Passage shown:
Down the middle of the river I rowed, feeling that I was not floating but flying. No one shouted at me because there was no one there to see me. The river was delightfully empty. This was not like any other body of water I had rowed on. I knew how far this water had traveled through time and space, and what in the world it had inspired. Because the Nile idly, mindlessly slid down the incline of the African continent, human beings had been able to develop civilization; sitting on top of this water was like being re-united with my origins. Finally alone on the river, I felt I had come face to face with a famous ghost. I half expected the water to speak or a naked arm to reach up out of the water to grab my oar. I was so Nervous that first morning of rowing that I noticed very little of what was around me. Every few minutes I looked over my shoulder to see what I was approaching downriver. Occasionally a small island of phragmites grass appeared, a slight bend in the river, the minaret of a mosque. Behind me, Amr’s sail had disappeared entirely. I rowed this way, in an overexcited trance, for approximately an hour before I began to feel guilty about straying out of Amr’s sight.

Soon I veered toward the west bank and stopped, pulled the rowboat up onto the sandy riverbank, and sat down under a stand of palm trees in a deeply shaded spot that seemed safely secluded. I was hyperconscious of the possibility that my solitary presence on this beach so far beyond the outskirts of Aswan might be considered — for reasons I might not even be aware of — an affront or a spectacle or an annoyance to any farmer passing by. I tried to make myself as inconspicuous as possible by sitting slightly behind a stand of phragmites grass, with my back against the trunk of a palm tree. I sat in the heat in a kind of daze of wonder, staring at the shimmering surface of the river.

Not a minute passed before my solitude was interrupted by a tall, gaunt, spectacularly grinning young man who suddenly appeared beside me on the beach — where he had come from is impossible to say. He seemed to have materialized out of the bushes, as Egyptian men often seemed to do. Just when you think you might finally be alone in Egypt, a lurking gallabiya appears amid the phragmites, a white flash of teeth, a blinking golden brown eye. The man stared curiously at me, swaying in his stark white gown, crushing an aloe plant under his bare feet. His grin was enormous. In his hand was a pair of rubber flip-flops. “Bititkallim Araby?” he said.

I said, “Shwaya,” though in truth my Arabic was far less than a little.

He asked my name, where I was from. When I asked him if he spoke English, he gasped, wrung his hands, slapped his forehead, hopped on the aloe plant, shook his shaggy head, and giggled — an imaginative, energetic demonstration that English was wholly impossible for him.

What is being asked:
Pick up the Nile rowing passage after its final sentence and keep writing it.

Data excerpts:

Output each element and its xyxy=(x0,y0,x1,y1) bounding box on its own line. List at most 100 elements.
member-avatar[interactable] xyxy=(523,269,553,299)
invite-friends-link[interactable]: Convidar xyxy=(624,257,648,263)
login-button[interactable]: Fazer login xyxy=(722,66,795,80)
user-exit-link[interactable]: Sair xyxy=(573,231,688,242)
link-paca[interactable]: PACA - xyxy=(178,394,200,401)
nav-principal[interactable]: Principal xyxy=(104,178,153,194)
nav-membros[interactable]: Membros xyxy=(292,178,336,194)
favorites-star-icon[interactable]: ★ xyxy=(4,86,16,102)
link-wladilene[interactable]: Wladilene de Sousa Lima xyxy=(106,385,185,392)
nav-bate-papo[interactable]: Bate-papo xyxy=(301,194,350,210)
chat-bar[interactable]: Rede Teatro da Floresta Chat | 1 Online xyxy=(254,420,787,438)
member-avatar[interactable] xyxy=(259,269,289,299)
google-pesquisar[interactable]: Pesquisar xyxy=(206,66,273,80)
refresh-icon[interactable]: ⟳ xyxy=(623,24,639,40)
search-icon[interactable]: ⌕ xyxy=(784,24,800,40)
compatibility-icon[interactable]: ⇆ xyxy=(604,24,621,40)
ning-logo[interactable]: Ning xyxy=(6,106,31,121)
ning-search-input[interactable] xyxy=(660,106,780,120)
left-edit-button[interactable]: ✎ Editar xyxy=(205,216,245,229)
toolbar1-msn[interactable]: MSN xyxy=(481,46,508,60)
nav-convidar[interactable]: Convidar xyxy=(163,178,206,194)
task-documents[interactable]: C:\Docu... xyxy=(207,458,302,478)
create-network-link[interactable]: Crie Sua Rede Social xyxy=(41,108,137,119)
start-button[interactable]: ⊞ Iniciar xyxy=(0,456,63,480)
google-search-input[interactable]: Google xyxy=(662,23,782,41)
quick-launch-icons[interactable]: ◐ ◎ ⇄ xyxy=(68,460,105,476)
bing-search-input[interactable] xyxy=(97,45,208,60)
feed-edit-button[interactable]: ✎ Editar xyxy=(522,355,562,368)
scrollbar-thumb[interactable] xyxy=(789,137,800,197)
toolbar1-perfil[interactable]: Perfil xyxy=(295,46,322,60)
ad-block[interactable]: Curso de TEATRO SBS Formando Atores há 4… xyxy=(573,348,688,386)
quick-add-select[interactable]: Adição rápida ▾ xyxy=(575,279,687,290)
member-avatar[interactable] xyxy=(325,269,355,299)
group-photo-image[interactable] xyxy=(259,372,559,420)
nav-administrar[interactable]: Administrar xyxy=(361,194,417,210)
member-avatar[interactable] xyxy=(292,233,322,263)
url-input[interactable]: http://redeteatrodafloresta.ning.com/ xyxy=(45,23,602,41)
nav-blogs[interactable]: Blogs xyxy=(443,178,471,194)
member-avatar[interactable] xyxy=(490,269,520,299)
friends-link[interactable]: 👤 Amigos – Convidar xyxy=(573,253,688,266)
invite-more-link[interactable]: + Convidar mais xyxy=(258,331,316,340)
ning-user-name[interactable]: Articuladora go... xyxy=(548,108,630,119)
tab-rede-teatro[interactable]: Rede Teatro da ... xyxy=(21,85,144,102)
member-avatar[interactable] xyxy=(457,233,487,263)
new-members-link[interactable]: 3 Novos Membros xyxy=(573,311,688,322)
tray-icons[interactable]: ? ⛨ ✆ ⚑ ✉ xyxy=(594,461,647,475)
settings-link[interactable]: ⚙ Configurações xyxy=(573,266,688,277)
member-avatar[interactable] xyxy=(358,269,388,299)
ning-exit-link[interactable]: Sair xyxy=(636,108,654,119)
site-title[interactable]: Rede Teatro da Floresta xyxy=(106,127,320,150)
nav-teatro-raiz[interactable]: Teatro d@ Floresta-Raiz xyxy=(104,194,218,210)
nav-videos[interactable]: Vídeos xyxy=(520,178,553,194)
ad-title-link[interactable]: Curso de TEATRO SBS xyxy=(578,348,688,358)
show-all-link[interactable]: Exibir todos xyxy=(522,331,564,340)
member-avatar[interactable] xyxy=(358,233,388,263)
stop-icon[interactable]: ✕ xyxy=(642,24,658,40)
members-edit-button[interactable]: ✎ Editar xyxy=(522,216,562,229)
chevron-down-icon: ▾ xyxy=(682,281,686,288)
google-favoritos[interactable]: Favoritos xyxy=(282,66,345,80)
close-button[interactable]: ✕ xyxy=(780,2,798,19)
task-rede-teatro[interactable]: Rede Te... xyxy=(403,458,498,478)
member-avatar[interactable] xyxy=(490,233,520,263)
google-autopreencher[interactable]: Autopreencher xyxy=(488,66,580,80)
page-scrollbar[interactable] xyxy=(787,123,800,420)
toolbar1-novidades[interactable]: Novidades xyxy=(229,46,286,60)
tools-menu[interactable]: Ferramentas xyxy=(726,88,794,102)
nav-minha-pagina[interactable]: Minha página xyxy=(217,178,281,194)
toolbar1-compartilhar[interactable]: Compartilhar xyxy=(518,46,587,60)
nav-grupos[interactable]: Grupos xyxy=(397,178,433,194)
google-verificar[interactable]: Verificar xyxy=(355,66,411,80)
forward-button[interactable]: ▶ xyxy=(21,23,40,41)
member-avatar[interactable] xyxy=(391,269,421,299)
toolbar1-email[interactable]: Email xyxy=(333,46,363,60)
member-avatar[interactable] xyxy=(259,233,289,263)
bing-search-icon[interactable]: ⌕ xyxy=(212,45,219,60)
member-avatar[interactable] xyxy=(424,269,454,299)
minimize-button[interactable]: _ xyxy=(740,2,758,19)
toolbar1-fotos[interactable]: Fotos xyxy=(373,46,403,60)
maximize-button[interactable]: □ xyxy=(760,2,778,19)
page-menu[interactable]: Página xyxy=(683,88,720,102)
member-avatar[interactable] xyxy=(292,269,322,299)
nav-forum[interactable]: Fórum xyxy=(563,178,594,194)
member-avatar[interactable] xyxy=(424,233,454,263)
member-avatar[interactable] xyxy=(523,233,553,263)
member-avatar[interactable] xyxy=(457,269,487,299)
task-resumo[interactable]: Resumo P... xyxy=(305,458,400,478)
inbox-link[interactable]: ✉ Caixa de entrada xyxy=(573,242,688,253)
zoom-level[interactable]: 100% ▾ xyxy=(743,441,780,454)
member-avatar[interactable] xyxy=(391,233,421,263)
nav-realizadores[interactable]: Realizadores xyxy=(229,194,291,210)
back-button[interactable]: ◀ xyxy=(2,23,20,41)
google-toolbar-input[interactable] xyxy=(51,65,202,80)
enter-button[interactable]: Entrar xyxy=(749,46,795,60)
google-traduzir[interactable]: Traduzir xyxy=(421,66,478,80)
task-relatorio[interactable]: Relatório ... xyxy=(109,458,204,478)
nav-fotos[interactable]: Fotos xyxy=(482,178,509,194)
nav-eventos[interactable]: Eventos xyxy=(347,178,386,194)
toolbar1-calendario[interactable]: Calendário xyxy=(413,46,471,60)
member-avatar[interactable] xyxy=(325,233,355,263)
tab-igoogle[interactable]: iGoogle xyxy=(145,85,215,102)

Result of the exercise:
I had enough Arabic phrases to last me about three minutes of vacuous small talk. We staggered along this way, bleating at each other, for ten, repeating much of what we said three or four times and making extreme gestures with our hands. His name, he said, was Hussein. His speech was so slow and his grin so credulous and inane that I began to wonder if perhaps he was a touch simpleminded. He inspected my boat as if he had never seen a boat before, nodding and gasping in surprised curiosity and rubbing his hands together. He asked me where I had come from, and when I said, “Aswan,” he didn’t believe me, though at this point it could not have been even four miles away. He wanted to know was I alone. I said I was not. My friends were behind me and would soon be arriving. He pointed at the binoculars in my boat. I got up and handed them to him. He raised them to his face and peered through the wrong end of them. I turned them the right way around. When he saw what an amazing thing the binoculars could do he nearly dropped them, as though they had suddenly burst into flames. Crouching on his haunches with his rubber sandals in his lap, he turned the binoculars over and over in his hands, saying, “Ya saalam!” and making a great show of his wonder at this magical instrument. He lifted the binoculars gingerly to his face again and slowly, carefully, fixed his sights on a felucca that was just rounding a bend upriver. His mouth hung open in wonder as he stared, his damp lips and enormous white teeth gleaming beneath the huge eyes of the binoculars. His bushy Afro, a hairstyle rare in Egypt, had a bowl-like dent in it at the back of his head and was studded with bits of dried leaves and straw, as though he had pitched backward into a field.

This wasn’t the first time I had met an Egyptian who had never seen binoculars before. In Luxor, at the peak of the hill above the Temple of Hatshepsut and the Valley of the Kings, I had one day come upon a lone elderly man resting on his haunches in the shadow of a rock. He put my binoculars to his eyes and, on spotting a friend who stood magnified at the bottom of the hill, he said in conversational voice, “Ya, Ragab!” and stretched his arm out and groped at the air in an attempt to touch the friend who appeared so miraculously close.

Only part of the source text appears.